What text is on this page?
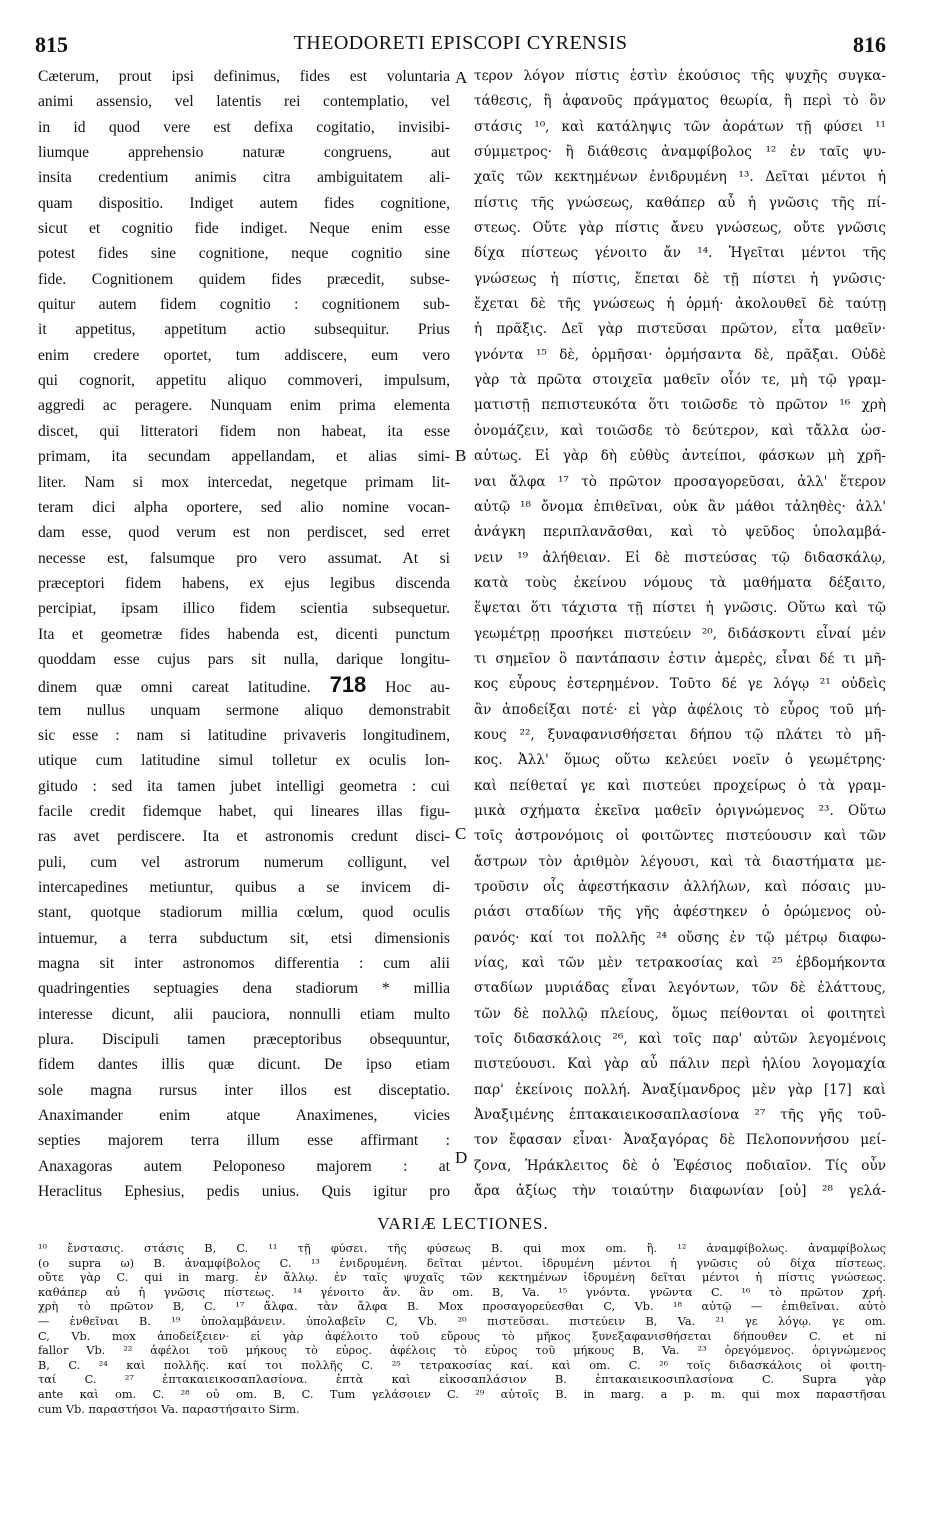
815	THEODORETI EPISCOPI CYRENSIS	816
Cæterum, prout ipsi definimus, fides est voluntaria
animi assensio, vel latentis rei contemplatio, vel
in id quod vere est defixa cogitatio, invisibi-
liumque apprehensio naturæ congruens, aut
insita credentium animis citra ambiguitatem ali-
quam dispositio. Indiget autem fides cognitione,
sicut et cognitio fide indiget. Neque enim esse
potest fides sine cognitione, neque cognitio sine
fide. Cognitionem quidem fides præcedit, subse-
quitur autem fidem cognitio : cognitionem sub-
it appetitus, appetitum actio subsequitur. Prius
enim credere oportet, tum addiscere, eum vero
qui cognorit, appetitu aliquo commoveri, impulsum,
aggredi ac peragere. Nunquam enim prima elementa
discet, qui litteratori fidem non habeat, ita esse
primam, ita secundam appellandam, et alias simi-
liter. Nam si mox intercedat, negetque primam lit-
teram dici alpha oportere, sed alio nomine vocan-
dam esse, quod verum est non perdiscet, sed erret
necesse est, falsumque pro vero assumat. At si
præceptori fidem habens, ex ejus legibus discenda
percipiat, ipsam illico fidem scientia subsequetur.
Ita et geometræ fides habenda est, dicenti punctum
quoddam esse cujus pars sit nulla, darique longitu-
dinem quæ omni careat latitudine. 718 Hoc au-
tem nullus unquam sermone aliquo demonstrabit
sic esse : nam si latitudine privaveris longitudinem,
utique cum latitudine simul tolletur ex oculis lon-
gitudo : sed ita tamen jubet intelligi geometra : cui
facile credit fidemque habet, qui lineares illas figu-
ras avet perdiscere. Ita et astronomis credunt disci-
puli, cum vel astrorum numerum colligunt, vel
intercapedines metiuntur, quibus a se invicem di-
stant, quotque stadiorum millia cœlum, quod oculis
intuemur, a terra subductum sit, etsi dimensionis
magna sit inter astronomos differentia : cum alii
quadringenties septuagies dena stadiorum * millia
interesse dicunt, alii pauciora, nonnulli etiam multo
plura. Discipuli tamen præceptoribus obsequuntur,
fidem dantes illis quæ dicunt. De ipso etiam
sole magna rursus inter illos est disceptatio.
Anaximander enim atque Anaximenes, vicies
septies majorem terra illum esse affirmant :
Anaxagoras autem Peloponeso majorem : at
Heraclitus Ephesius, pedis unius. Quis igitur pro
τερον λόγον πίστις ἐστὶν ἑκούσιος τῆς ψυχῆς συγκα-
τάθεσις, ἢ ἀφανοῦς πράγματος θεωρία, ἢ περὶ τὸ ὂν
στάσις ¹⁰, καὶ κατάληψις τῶν ἀοράτων τῇ φύσει ¹¹
σύμμετρος· ἢ διάθεσις ἀναμφίβολος ¹² ἐν ταῖς ψυ-
χαῖς τῶν κεκτημένων ἐνιδρυμένη ¹³. Δεῖται μέντοι ἡ
πίστις τῆς γνώσεως, καθάπερ αὖ ἡ γνῶσις τῆς πί-
στεως. Οὔτε γὰρ πίστις ἄνευ γνώσεως, οὔτε γνῶσις
δίχα πίστεως γένοιτο ἄν ¹⁴. Ἡγεῖται μέντοι τῆς
γνώσεως ἡ πίστις, ἕπεται δὲ τῇ πίστει ἡ γνῶσις·
ἔχεται δὲ τῆς γνώσεως ἡ ὁρμή· ἀκολουθεῖ δὲ ταύτῃ
ἡ πρᾶξις. Δεῖ γὰρ πιστεῦσαι πρῶτον, εἶτα μαθεῖν·
γνόντα ¹⁵ δὲ, ὁρμῆσαι· ὁρμήσαντα δὲ, πρᾶξαι. Οὐδὲ
γὰρ τὰ πρῶτα στοιχεῖα μαθεῖν οἷόν τε, μὴ τῷ γραμ-
ματιστῇ πεπιστευκότα ὅτι τοιῶσδε τὸ πρῶτον ¹⁶ χρὴ
ὀνομάζειν, καὶ τοιῶσδε τὸ δεύτερον, καὶ τἄλλα ὡσ-
αὐτως. Εἰ γὰρ δὴ εὐθὺς ἀντείποι, φάσκων μὴ χρῆ-
ναι ἄλφα ¹⁷ τὸ πρῶτον προσαγορεῦσαι, ἀλλ' ἕτερον
αὐτῷ ¹⁸ ὄνομα ἐπιθεῖναι, οὐκ ἂν μάθοι τἀληθὲς· ἀλλ'
ἀνάγκη περιπλανᾶσθαι, καὶ τὸ ψεῦδος ὑπολαμβά-
νειν ¹⁹ ἀλήθειαν. Εἰ δὲ πιστεύσας τῷ διδασκάλῳ,
κατὰ τοὺς ἐκείνου νόμους τὰ μαθήματα δέξαιτο,
ἕψεται ὅτι τάχιστα τῇ πίστει ἡ γνῶσις. Οὕτω καὶ τῷ
γεωμέτρῃ προσήκει πιστεύειν ²⁰, διδάσκοντι εἶναί μέν
τι σημεῖον ὃ παντάπασιν ἐστιν ἀμερὲς, εἶναι δέ τι μῆ-
κος εὖρους ἐστερημένον. Τοῦτο δέ γε λόγῳ ²¹ οὐδεὶς
ἂν ἀποδείξαι ποτέ· εἰ γὰρ ἀφέλοις τὸ εὖρος τοῦ μή-
κους ²², ξυναφανισθήσεται δήπου τῷ πλάτει τὸ μῆ-
κος. Ἀλλ' ὅμως οὕτω κελεύει νοεῖν ὁ γεωμέτρης·
καὶ πείθεταί γε καὶ πιστεύει προχείρως ὁ τὰ γραμ-
μικὰ σχήματα ἐκεῖνα μαθεῖν ὀριγνώμενος ²³. Οὕτω
τοῖς ἀστρονόμοις οἱ φοιτῶντες πιστεύουσιν καὶ τῶν
ἄστρων τὸν ἀριθμὸν λέγουσι, καὶ τὰ διαστήματα με-
τροῦσιν οἷς ἀφεστήκασιν ἀλλήλων, καὶ πόσαις μυ-
ριάσι σταδίων τῆς γῆς ἀφέστηκεν ὁ ὁρώμενος οὐ-
ρανός· καί τοι πολλῆς ²⁴ οὔσης ἐν τῷ μέτρῳ διαφω-
νίας, καὶ τῶν μὲν τετρακοσίας καὶ ²⁵ ἑβδομήκοντα
σταδίων μυριάδας εἶναι λεγόντων, τῶν δὲ ἐλάττους,
τῶν δὲ πολλῷ πλείους, ὅμως πείθονται οἱ φοιτητεὶ
τοῖς διδασκάλοις ²⁶, καὶ τοῖς παρ' αὐτῶν λεγομένοις
πιστεύουσι. Καὶ γὰρ αὖ πάλιν περὶ ἡλίου λογομαχία
παρ' ἐκείνοις πολλή. Ἀναξίμανδρος μὲν γὰρ [17] καὶ
Ἀναξιμένης ἑπτακαιεικοσαπλασίονα ²⁷ τῆς γῆς τοῦ-
τον ἔφασαν εἶναι· Ἀναξαγόρας δὲ Πελοποννήσου μεί-
ζονα, Ἡράκλειτος δὲ ὁ Ἐφέσιος ποδιαῖον. Τίς οὖν
ἄρα ἀξίως τὴν τοιαύτην διαφωνίαν [οὐ] ²⁸ γελά-
A
B
C
D
VARIÆ LECTIONES.
¹⁰ ἔνστασις. στάσις B, C. ¹¹ τῇ φύσει. τῆς φύσεως B. qui mox om. ἢ. ¹² ἀναμφίβολως. ἀναμφίβολως
(o supra ω) B. ἀναμφίβολος C. ¹³ ἐνιδρυμένη. δεῖται μέντοι. ἱδρυμένη μέντοι ἡ γνῶσις οὐ δίχα πίστεως.
οὔτε γὰρ C. qui in marg. ἐν ἄλλῳ. ἐν ταῖς ψυχαῖς τῶν κεκτημένων ἱδρυμένη δεῖται μέντοι ἡ πίστις γνώσεως.
καθάπερ αὖ ἡ γνῶσις πίστεως. ¹⁴ γένοιτο ἄν. ἂν om. B, Va. ¹⁵ γνόντα. γνῶντα C. ¹⁶ τὸ πρῶτον χρή.
χρὴ τὸ πρῶτον B, C. ¹⁷ ἄλφα. τὰν ἄλφα B. Mox προσαγορεύεσθαι C, Vb. ¹⁸ αὐτῷ — ἐπιθεῖναι. αὐτὸ
— ἐνθεῖναι B. ¹⁹ ὑπολαμβάνειν. ὑπολαβεῖν C, Vb. ²⁰ πιστεῦσαι. πιστεύειν B, Va. ²¹ γε λόγῳ. γε om.
C, Vb. mox ἀποδείξειεν· εἰ γὰρ ἀφέλοιτο τοῦ εὔρους τὸ μῆκος ξυνεξαφανισθήσεται δήπουθεν C. et ni
fallor Vb. ²² ἀφέλοι τοῦ μήκους τὸ εὖρος. ἀφέλοις τὸ εὖρος τοῦ μήκους B, Va. ²³ ὀρεγόμενος. ὀριγνώμενος
B, C. ²⁴ καὶ πολλῆς. καί τοι πολλῆς C. ²⁵ τετρακοσίας καί. καὶ om. C. ²⁶ τοῖς διδασκάλοις οἱ φοιτη-
ταί C. ²⁷ ἑπτακαιεικοσαπλασίονα. ἑπτὰ καὶ εἰκοσαπλάσιον B. ἑπτακαιεικοσιπλασίονα C. Supra γὰρ
ante καὶ om. C. ²⁸ οὐ om. B, C. Tum γελάσοιεν C. ²⁹ αὐτοῖς B. in marg. a p. m. qui mox παραστῆσαι
cum Vb. παραστήσοι Va. παραστήσαιτο Sirm.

++++++++

• _YOUR OBJECTIVE_: From the entries above, extract every line where the word "ἄλφα" appears.

• _TASK RESPONSE_:
ναι ἄλφα ¹⁷ τὸ πρῶτον προσαγορεῦσαι, ἀλλ' ἕτερον
χρὴ τὸ πρῶτον B, C. ¹⁷ ἄλφα. τὰν ἄλφα B. Mox προσαγορεύεσθαι C, Vb. ¹⁸ αὐτῷ — ἐπιθεῖναι. αὐτὸ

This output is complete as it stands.